● Work instructions
Each of the entries should be retyped precisely as it appears.

[Dataset records]
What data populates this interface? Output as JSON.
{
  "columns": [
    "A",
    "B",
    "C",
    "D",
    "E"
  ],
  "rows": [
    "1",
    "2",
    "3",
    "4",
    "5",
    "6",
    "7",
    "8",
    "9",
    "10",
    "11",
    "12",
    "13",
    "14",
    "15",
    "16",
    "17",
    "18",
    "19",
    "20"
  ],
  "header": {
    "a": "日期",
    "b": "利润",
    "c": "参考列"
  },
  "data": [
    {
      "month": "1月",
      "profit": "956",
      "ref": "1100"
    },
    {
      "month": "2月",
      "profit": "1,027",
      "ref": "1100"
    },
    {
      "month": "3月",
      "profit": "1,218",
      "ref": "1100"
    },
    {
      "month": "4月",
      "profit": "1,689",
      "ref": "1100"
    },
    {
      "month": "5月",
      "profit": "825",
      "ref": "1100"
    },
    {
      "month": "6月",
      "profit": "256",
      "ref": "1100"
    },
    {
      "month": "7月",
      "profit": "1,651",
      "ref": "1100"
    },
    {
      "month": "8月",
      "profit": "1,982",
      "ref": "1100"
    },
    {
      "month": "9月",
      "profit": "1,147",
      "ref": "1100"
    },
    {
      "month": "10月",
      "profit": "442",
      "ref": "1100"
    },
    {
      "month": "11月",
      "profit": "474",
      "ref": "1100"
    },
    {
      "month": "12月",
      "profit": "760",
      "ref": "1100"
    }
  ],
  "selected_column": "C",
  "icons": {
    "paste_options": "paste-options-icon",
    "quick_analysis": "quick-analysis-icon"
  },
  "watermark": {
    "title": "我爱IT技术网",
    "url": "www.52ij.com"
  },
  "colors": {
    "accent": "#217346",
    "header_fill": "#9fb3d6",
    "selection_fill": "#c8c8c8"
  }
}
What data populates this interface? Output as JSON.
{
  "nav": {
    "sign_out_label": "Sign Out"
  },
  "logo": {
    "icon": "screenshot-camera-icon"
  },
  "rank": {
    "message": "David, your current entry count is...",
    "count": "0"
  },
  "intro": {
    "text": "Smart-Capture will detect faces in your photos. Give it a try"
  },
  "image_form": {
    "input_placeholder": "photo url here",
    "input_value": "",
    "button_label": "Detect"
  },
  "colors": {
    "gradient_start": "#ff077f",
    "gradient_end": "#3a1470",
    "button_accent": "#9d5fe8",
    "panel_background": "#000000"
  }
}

● Answer to this exercise
What data populates this interface? Output as JSON.
{
  "columns": [
    "A",
    "B",
    "C",
    "D",
    "E"
  ],
  "rows": [
    "1",
    "2",
    "3",
    "4",
    "5",
    "6",
    "7",
    "8",
    "9",
    "10",
    "11",
    "12",
    "13",
    "14",
    "15",
    "16",
    "17",
    "18",
    "19",
    "20"
  ],
  "header": {
    "a": "日期",
    "b": "利润",
    "c": "参考列"
  },
  "data": [
    {
      "month": "1月",
      "profit": "956",
      "ref": "1100"
    },
    {
      "month": "2月",
      "profit": "1,027",
      "ref": "1100"
    },
    {
      "month": "3月",
      "profit": "1,218",
      "ref": "1100"
    },
    {
      "month": "4月",
      "profit": "1,689",
      "ref": "1100"
    },
    {
      "month": "5月",
      "profit": "825",
      "ref": "1100"
    },
    {
      "month": "6月",
      "profit": "256",
      "ref": "1100"
    },
    {
      "month": "7月",
      "profit": "1,651",
      "ref": "1100"
    },
    {
      "month": "8月",
      "profit": "1,982",
      "ref": "1100"
    },
    {
      "month": "9月",
      "profit": "1,147",
      "ref": "1100"
    },
    {
      "month": "10月",
      "profit": "442",
      "ref": "1100"
    },
    {
      "month": "11月",
      "profit": "474",
      "ref": "1100"
    },
    {
      "month": "12月",
      "profit": "760",
      "ref": "1100"
    }
  ],
  "selected_column": "C",
  "icons": {
    "paste_options": "paste-options-icon",
    "quick_analysis": "quick-analysis-icon"
  },
  "watermark": {
    "title": "我爱IT技术网",
    "url": "www.52ij.com"
  },
  "colors": {
    "accent": "#217346",
    "header_fill": "#9fb3d6",
    "selection_fill": "#c8c8c8"
  }
}
What data populates this interface? Output as JSON.
{
  "nav": {
    "sign_out_label": "Sign Out"
  },
  "logo": {
    "icon": "screenshot-camera-icon"
  },
  "rank": {
    "message": "David, your current entry count is...",
    "count": "0"
  },
  "intro": {
    "text": "Smart-Capture will detect faces in your photos. Give it a try"
  },
  "image_form": {
    "input_placeholder": "photo url here",
    "input_value": "",
    "button_label": "Detect"
  },
  "colors": {
    "gradient_start": "#ff077f",
    "gradient_end": "#3a1470",
    "button_accent": "#9d5fe8",
    "panel_background": "#000000"
  }
}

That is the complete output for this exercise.